**Given request:**
Note each line where "room" appears, and copy it.

** START OF Working data **

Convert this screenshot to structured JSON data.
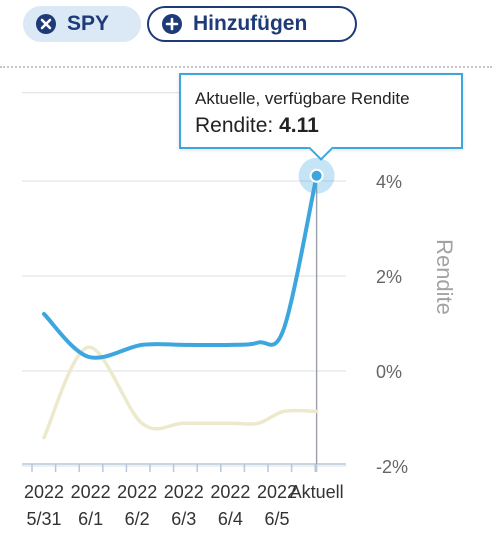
{
  "chips": {
    "spy_label": "SPY",
    "add_label": "Hinzufügen"
  },
  "icons": {
    "remove": "close-circle-icon",
    "add": "plus-circle-icon"
  },
  "colors": {
    "primary_line": "#3ea6de",
    "secondary_line": "#ece9cd",
    "chip_text": "#1e3a78",
    "chip_bg": "#dbe8f6"
  },
  "tooltip": {
    "title": "Aktuelle, verfügbare Rendite",
    "value_label": "Rendite:",
    "value": "4.11"
  },
  "chart_data": {
    "type": "line",
    "ylabel": "Rendite",
    "y_axis_position": "right",
    "ylim": [
      -2,
      5.9
    ],
    "yticks": [
      4,
      2,
      0,
      -2
    ],
    "ytick_labels": [
      "4%",
      "2%",
      "0%",
      "-2%"
    ],
    "grid": true,
    "x": [
      0,
      1,
      2,
      3,
      4,
      5,
      5.85
    ],
    "x_tick_labels": [
      {
        "line1": "2022",
        "line2": "5/31"
      },
      {
        "line1": "2022",
        "line2": "6/1"
      },
      {
        "line1": "2022",
        "line2": "6/2"
      },
      {
        "line1": "2022",
        "line2": "6/3"
      },
      {
        "line1": "2022",
        "line2": "6/4"
      },
      {
        "line1": "2022",
        "line2": "6/5"
      },
      {
        "line1": "Aktuell",
        "line2": ""
      }
    ],
    "series": [
      {
        "points": [
          [
            0,
            1.2
          ],
          [
            0.95,
            0.3
          ],
          [
            2.1,
            0.55
          ],
          [
            3,
            0.55
          ],
          [
            4,
            0.55
          ],
          [
            4.6,
            0.6
          ],
          [
            5.15,
            0.9
          ],
          [
            5.85,
            4.11
          ]
        ],
        "color": "#3ea6de"
      },
      {
        "points": [
          [
            0,
            -1.4
          ],
          [
            0.95,
            0.5
          ],
          [
            2.1,
            -1.1
          ],
          [
            3,
            -1.1
          ],
          [
            4,
            -1.1
          ],
          [
            4.6,
            -1.1
          ],
          [
            5.15,
            -0.85
          ],
          [
            5.85,
            -0.85
          ]
        ],
        "color": "#ece9cd"
      }
    ],
    "highlight": {
      "x": 5.85,
      "y": 4.11
    }
  }
}
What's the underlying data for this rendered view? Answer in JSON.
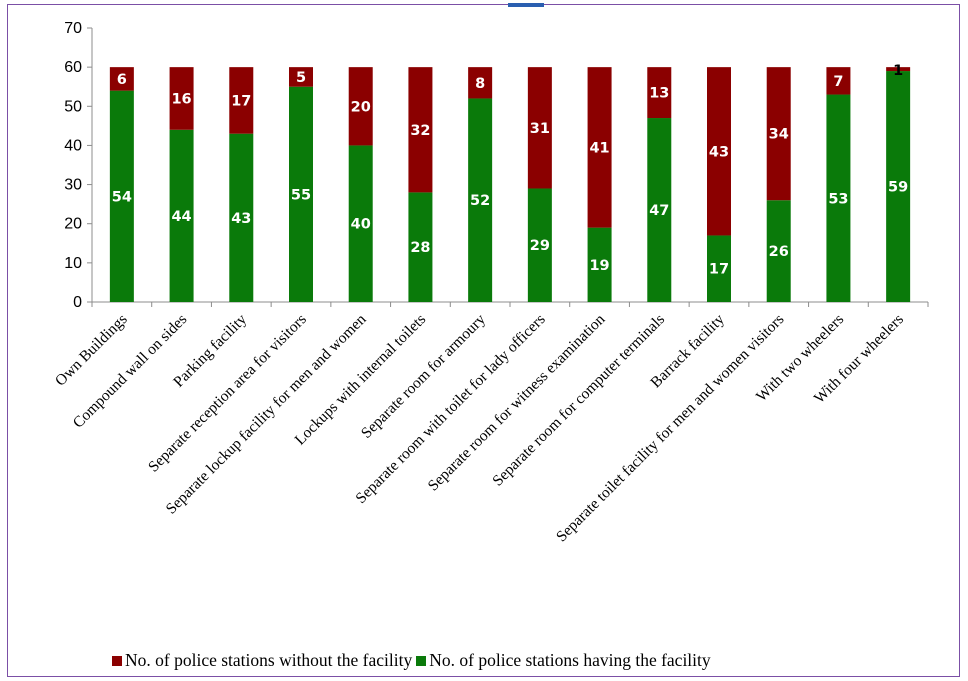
{
  "chart_data": {
    "type": "bar",
    "stacked": true,
    "categories": [
      "Own Buildings",
      "Compound wall on sides",
      "Parking facility",
      "Separate reception area for visitors",
      "Separate lockup facility for men and women",
      "Lockups with internal toilets",
      "Separate room for armoury",
      "Separate room with toilet for lady officers",
      "Separate room for witness examination",
      "Separate room for computer terminals",
      "Barrack facility",
      "Separate toilet facility for men and women visitors",
      "With two wheelers",
      "With four wheelers"
    ],
    "series": [
      {
        "name": "No. of police stations having the facility",
        "color": "#0a7a0a",
        "values": [
          54,
          44,
          43,
          55,
          40,
          28,
          52,
          29,
          19,
          47,
          17,
          26,
          53,
          59
        ]
      },
      {
        "name": "No. of police stations without the facility",
        "color": "#8b0000",
        "values": [
          6,
          16,
          17,
          5,
          20,
          32,
          8,
          31,
          41,
          13,
          43,
          34,
          7,
          1
        ]
      }
    ],
    "ylim": [
      0,
      70
    ],
    "yticks": [
      "0",
      "10",
      "20",
      "30",
      "40",
      "50",
      "60",
      "70"
    ],
    "legend_position": "bottom",
    "grid": false
  },
  "legend": {
    "items": [
      {
        "label": "No. of police stations without the facility",
        "color": "#8b0000"
      },
      {
        "label": "No. of police stations having the facility",
        "color": "#0a7a0a"
      }
    ]
  }
}
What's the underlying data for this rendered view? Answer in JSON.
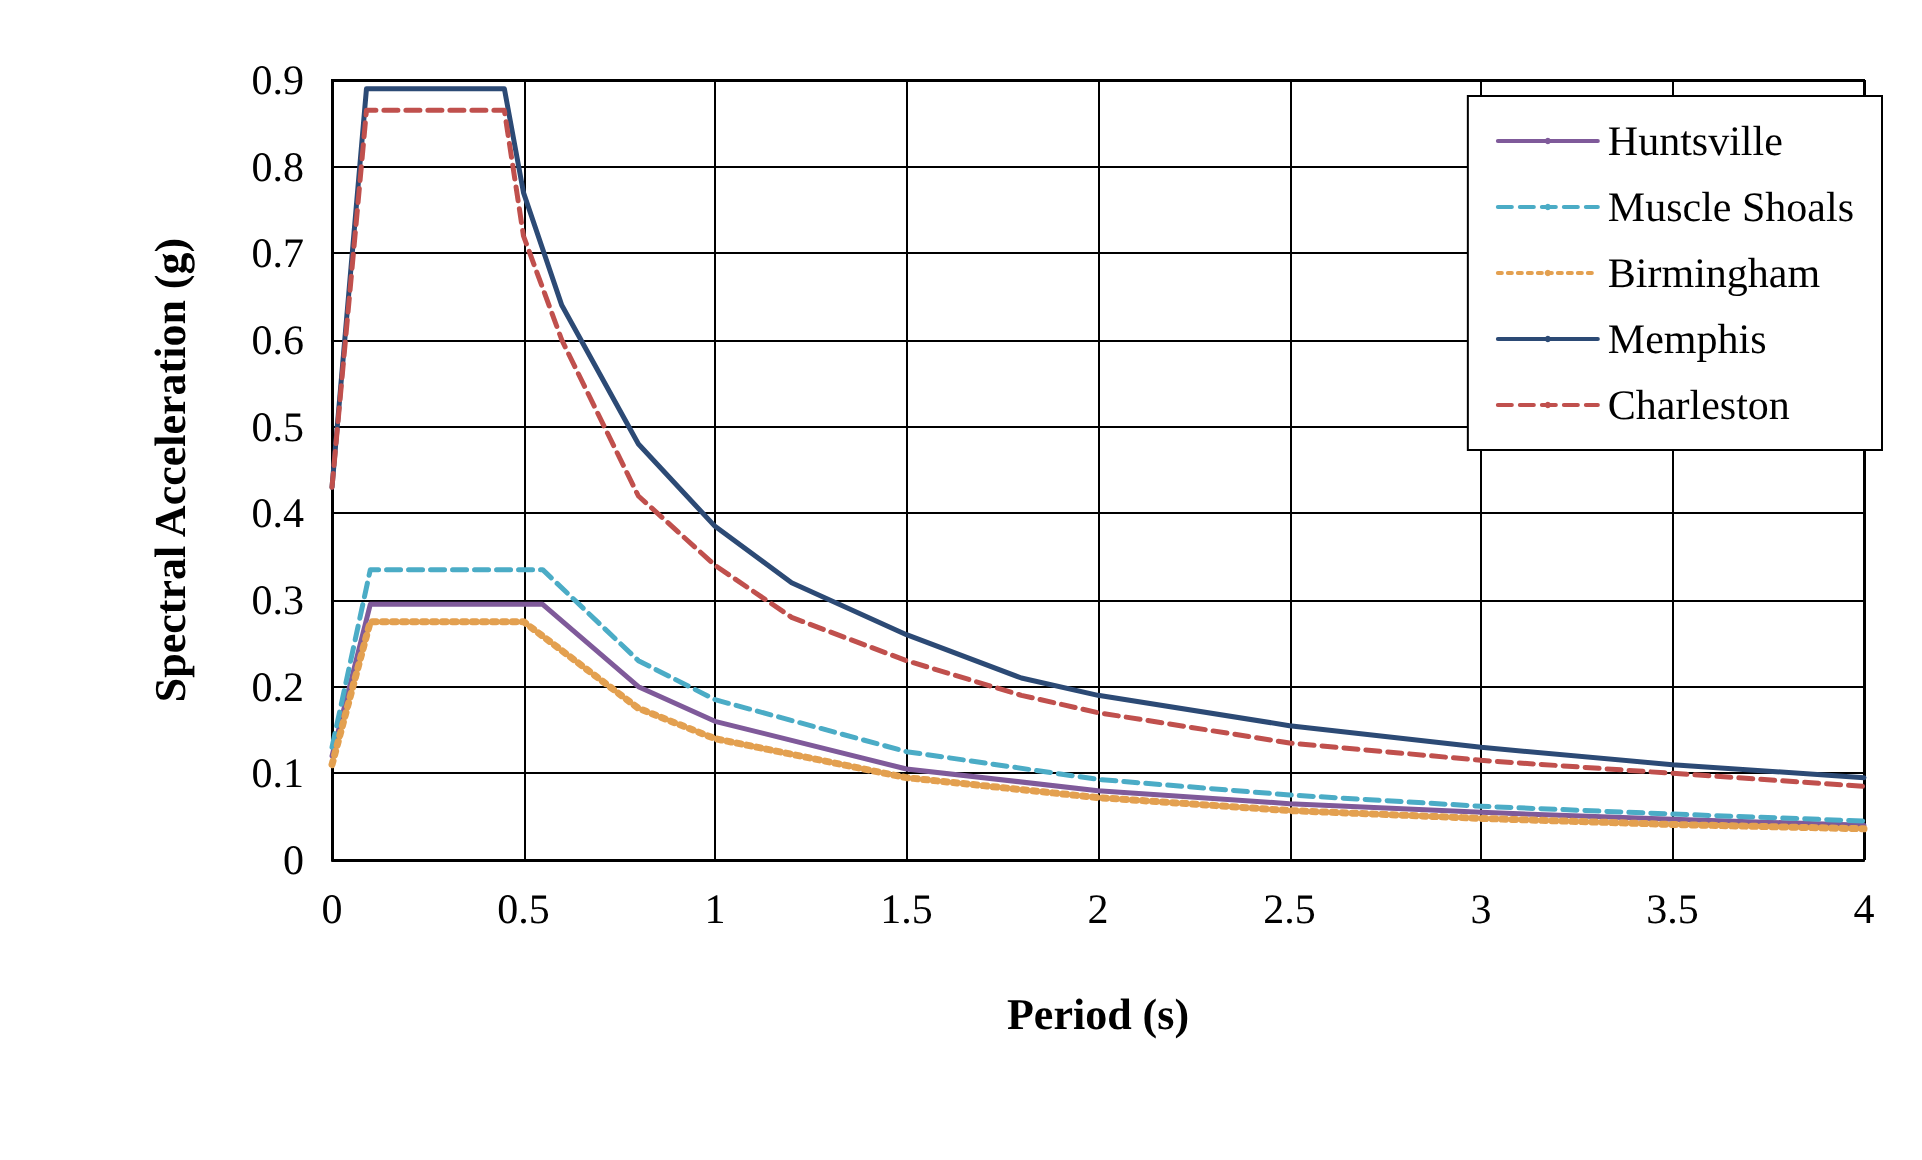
{
  "chart_data": {
    "type": "line",
    "xlabel": "Period (s)",
    "ylabel": "Spectral Acceleration (g)",
    "xlim": [
      0,
      4
    ],
    "xticks": [
      0,
      0.5,
      1,
      1.5,
      2,
      2.5,
      3,
      3.5,
      4
    ],
    "ylim": [
      0,
      0.9
    ],
    "yticks": [
      0,
      0.1,
      0.2,
      0.3,
      0.4,
      0.5,
      0.6,
      0.7,
      0.8,
      0.9
    ],
    "grid": true,
    "legend": "top right",
    "marker": "none",
    "series": [
      {
        "name": "Huntsville",
        "color": "#7f5a9a",
        "line_style": "solid",
        "x": [
          0,
          0.1,
          0.55,
          0.8,
          1,
          1.5,
          2,
          2.5,
          3,
          3.5,
          4
        ],
        "values": [
          0.12,
          0.295,
          0.295,
          0.2,
          0.16,
          0.105,
          0.08,
          0.065,
          0.055,
          0.047,
          0.04
        ]
      },
      {
        "name": "Muscle Shoals",
        "color": "#4bacc6",
        "line_style": "dashed",
        "x": [
          0,
          0.1,
          0.55,
          0.8,
          1,
          1.5,
          2,
          2.5,
          3,
          3.5,
          4
        ],
        "values": [
          0.13,
          0.335,
          0.335,
          0.23,
          0.185,
          0.125,
          0.093,
          0.075,
          0.062,
          0.053,
          0.045
        ]
      },
      {
        "name": "Birmingham",
        "color": "#e3a050",
        "line_style": "dotted",
        "x": [
          0,
          0.1,
          0.5,
          0.8,
          1,
          1.5,
          2,
          2.5,
          3,
          3.5,
          4
        ],
        "values": [
          0.11,
          0.275,
          0.275,
          0.175,
          0.14,
          0.095,
          0.072,
          0.057,
          0.048,
          0.041,
          0.036
        ]
      },
      {
        "name": "Memphis",
        "color": "#2c4a75",
        "line_style": "solid",
        "x": [
          0,
          0.09,
          0.45,
          0.5,
          0.6,
          0.8,
          1,
          1.2,
          1.5,
          1.8,
          2,
          2.5,
          3,
          3.5,
          4
        ],
        "values": [
          0.43,
          0.89,
          0.89,
          0.77,
          0.64,
          0.48,
          0.385,
          0.32,
          0.26,
          0.21,
          0.19,
          0.155,
          0.13,
          0.11,
          0.095
        ]
      },
      {
        "name": "Charleston",
        "color": "#c0504d",
        "line_style": "dashed",
        "x": [
          0,
          0.09,
          0.45,
          0.5,
          0.6,
          0.8,
          1,
          1.2,
          1.5,
          1.8,
          2,
          2.5,
          3,
          3.5,
          4
        ],
        "values": [
          0.43,
          0.865,
          0.865,
          0.72,
          0.6,
          0.42,
          0.34,
          0.28,
          0.23,
          0.19,
          0.17,
          0.135,
          0.115,
          0.1,
          0.085
        ]
      }
    ]
  }
}
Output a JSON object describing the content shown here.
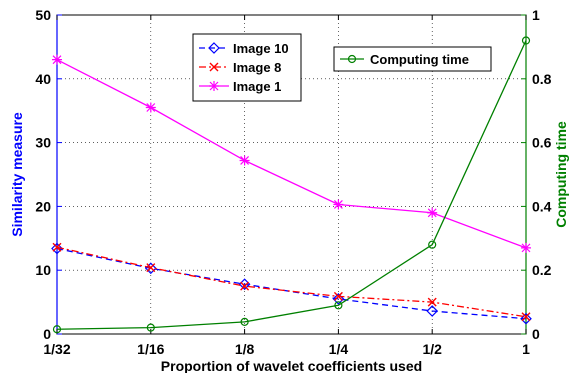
{
  "chart_data": {
    "type": "line",
    "title": "",
    "xlabel": "Proportion of wavelet coefficients used",
    "ylabel_left": "Similarity measure",
    "ylabel_right": "Computing time",
    "categories": [
      "1/32",
      "1/16",
      "1/8",
      "1/4",
      "1/2",
      "1"
    ],
    "ylim_left": [
      0,
      50
    ],
    "ylim_right": [
      0,
      1
    ],
    "yticks_left": [
      "0",
      "10",
      "20",
      "30",
      "40",
      "50"
    ],
    "yticks_right": [
      "0",
      "0.2",
      "0.4",
      "0.6",
      "0.8",
      "1"
    ],
    "grid": "dotted",
    "series": [
      {
        "name": "Image 10",
        "axis": "left",
        "values": [
          13.4,
          10.3,
          7.8,
          5.5,
          3.6,
          2.4
        ],
        "color": "#0000ff",
        "dash": "dashed",
        "marker": "diamond"
      },
      {
        "name": "Image 8",
        "axis": "left",
        "values": [
          13.6,
          10.4,
          7.5,
          5.9,
          5.0,
          2.7
        ],
        "color": "#ff0000",
        "dash": "dashdot",
        "marker": "x"
      },
      {
        "name": "Image 1",
        "axis": "left",
        "values": [
          43.0,
          35.5,
          27.2,
          20.3,
          19.0,
          13.5
        ],
        "color": "#ff00ff",
        "dash": "solid",
        "marker": "star"
      },
      {
        "name": "Computing time",
        "axis": "right",
        "values": [
          0.015,
          0.02,
          0.038,
          0.09,
          0.28,
          0.92
        ],
        "color": "#008000",
        "dash": "solid",
        "marker": "circle"
      }
    ],
    "legends": [
      {
        "position": "top-center",
        "entries": [
          "Image 10",
          "Image 8",
          "Image 1"
        ]
      },
      {
        "position": "top-right",
        "entries": [
          "Computing time"
        ]
      }
    ],
    "colors": {
      "left_axis": "#0000ff",
      "right_axis": "#008000"
    }
  }
}
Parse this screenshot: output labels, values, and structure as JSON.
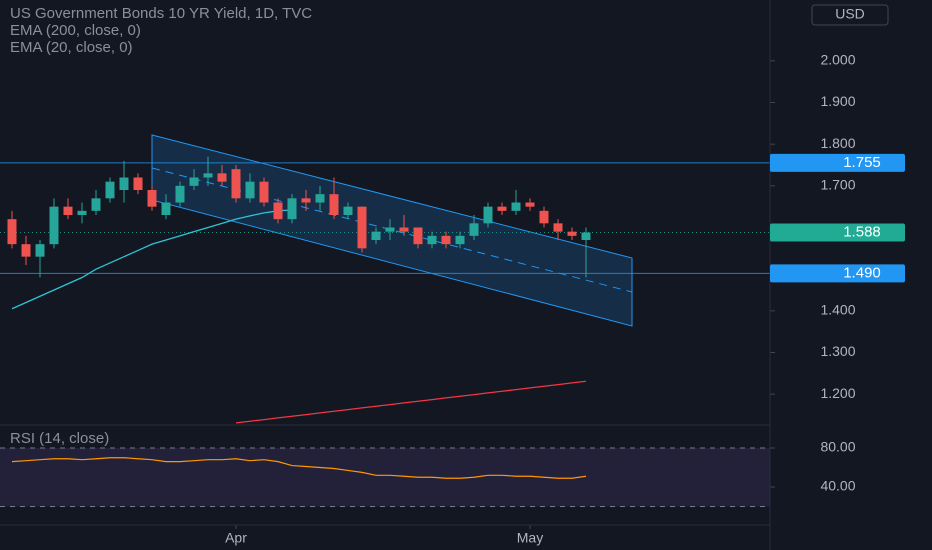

** END OF Working data **

**Exercise response:**
      "Separate room for armoury",
      "Separate room with toilet for lady officers",
      "Separate room for witness examination",
      "Separate room for computer terminals",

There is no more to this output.